Task prompt: Collect each line of the entries that holds the string "perceived".

[Dataset entries]

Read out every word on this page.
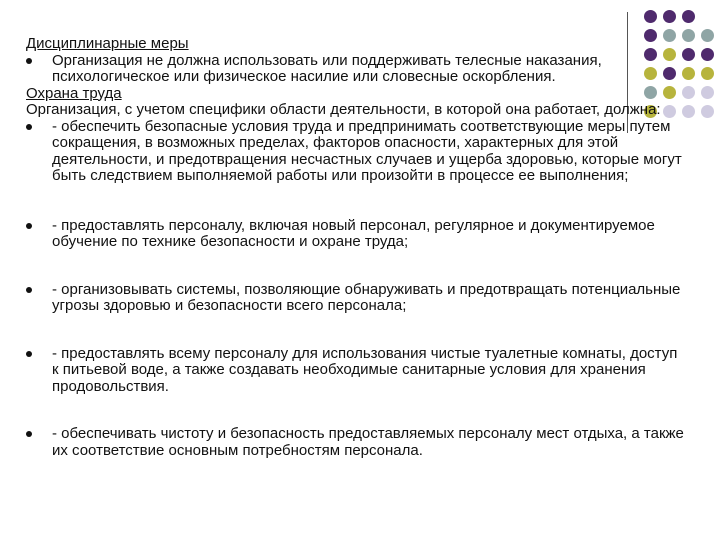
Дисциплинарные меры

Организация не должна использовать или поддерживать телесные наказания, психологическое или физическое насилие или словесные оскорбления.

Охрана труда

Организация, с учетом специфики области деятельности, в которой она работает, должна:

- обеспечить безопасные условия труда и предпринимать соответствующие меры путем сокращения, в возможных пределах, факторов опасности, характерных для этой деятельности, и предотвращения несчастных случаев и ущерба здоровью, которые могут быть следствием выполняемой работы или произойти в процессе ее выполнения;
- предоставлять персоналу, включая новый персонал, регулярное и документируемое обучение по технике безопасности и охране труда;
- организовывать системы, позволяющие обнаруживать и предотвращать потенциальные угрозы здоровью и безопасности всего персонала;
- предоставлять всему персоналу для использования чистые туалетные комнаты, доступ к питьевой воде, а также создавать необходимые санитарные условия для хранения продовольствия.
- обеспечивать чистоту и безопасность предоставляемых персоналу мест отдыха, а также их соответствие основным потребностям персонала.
...
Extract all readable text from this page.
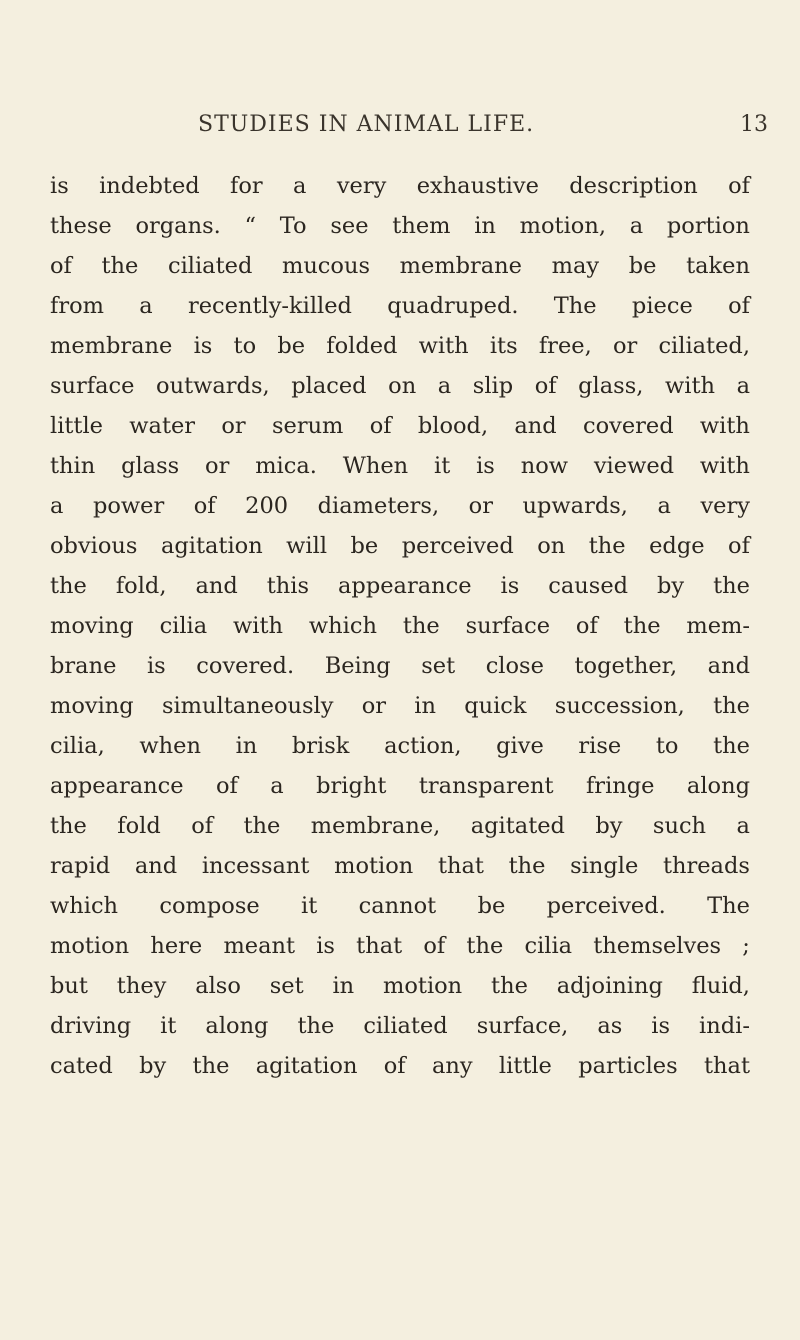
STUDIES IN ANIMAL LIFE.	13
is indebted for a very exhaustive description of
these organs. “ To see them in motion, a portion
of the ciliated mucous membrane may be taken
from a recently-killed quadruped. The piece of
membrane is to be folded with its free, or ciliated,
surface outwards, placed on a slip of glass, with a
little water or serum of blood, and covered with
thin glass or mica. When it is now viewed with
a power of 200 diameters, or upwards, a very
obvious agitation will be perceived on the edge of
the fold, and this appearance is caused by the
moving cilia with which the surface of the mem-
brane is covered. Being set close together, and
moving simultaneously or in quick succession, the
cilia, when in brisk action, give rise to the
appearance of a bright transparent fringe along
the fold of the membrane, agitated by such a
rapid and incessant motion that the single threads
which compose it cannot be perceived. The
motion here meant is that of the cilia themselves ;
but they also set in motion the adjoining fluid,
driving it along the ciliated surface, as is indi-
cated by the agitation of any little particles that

Solution:
obvious agitation will be perceived on the edge of
which compose it cannot be perceived. The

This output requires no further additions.